PROBLEM TO WORK ON ▸
Copy every line of the data in which the word "this" occurs.

RECORDS TO USE ▸
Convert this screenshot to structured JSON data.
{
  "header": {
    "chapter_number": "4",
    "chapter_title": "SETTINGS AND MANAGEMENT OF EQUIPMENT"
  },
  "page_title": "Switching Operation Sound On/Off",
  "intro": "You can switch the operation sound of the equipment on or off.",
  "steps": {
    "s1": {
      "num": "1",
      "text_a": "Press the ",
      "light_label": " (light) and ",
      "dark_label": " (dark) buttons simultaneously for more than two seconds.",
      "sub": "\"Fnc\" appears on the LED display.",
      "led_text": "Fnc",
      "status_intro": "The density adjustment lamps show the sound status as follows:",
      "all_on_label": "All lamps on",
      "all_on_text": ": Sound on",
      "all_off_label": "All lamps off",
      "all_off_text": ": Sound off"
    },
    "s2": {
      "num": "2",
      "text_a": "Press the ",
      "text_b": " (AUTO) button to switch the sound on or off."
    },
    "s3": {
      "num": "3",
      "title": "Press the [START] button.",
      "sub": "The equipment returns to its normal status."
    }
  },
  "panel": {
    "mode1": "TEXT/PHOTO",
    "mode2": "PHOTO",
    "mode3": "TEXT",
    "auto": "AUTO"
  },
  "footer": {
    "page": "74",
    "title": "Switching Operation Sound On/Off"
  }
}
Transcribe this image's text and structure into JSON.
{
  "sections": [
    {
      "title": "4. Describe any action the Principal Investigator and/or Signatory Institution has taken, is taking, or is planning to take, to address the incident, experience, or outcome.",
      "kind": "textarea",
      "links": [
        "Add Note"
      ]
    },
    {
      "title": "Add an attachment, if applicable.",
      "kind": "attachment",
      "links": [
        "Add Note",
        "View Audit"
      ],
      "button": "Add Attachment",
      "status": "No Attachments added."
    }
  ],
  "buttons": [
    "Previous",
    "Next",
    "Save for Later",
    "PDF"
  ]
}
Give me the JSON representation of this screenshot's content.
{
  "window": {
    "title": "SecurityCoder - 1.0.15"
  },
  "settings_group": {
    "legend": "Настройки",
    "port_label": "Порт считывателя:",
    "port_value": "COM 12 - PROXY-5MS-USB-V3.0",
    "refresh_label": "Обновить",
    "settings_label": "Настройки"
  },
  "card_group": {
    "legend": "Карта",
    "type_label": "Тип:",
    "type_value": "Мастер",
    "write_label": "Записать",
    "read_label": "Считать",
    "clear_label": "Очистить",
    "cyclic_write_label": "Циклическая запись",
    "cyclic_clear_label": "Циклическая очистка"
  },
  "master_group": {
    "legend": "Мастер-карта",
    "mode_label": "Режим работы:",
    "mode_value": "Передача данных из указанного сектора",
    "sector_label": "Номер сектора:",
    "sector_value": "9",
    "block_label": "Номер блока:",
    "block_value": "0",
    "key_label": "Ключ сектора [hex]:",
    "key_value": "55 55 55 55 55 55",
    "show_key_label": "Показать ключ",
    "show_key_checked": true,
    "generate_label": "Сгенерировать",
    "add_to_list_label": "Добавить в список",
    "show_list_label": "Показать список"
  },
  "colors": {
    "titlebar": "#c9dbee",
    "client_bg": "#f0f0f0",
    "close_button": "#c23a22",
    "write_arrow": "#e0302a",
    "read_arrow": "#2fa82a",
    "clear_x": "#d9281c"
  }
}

EXERCISE ANSWER ▸
Convert this screenshot to structured JSON data.
Transcribe this image's text and structure into JSON.
Give me the JSON representation of this screenshot's content.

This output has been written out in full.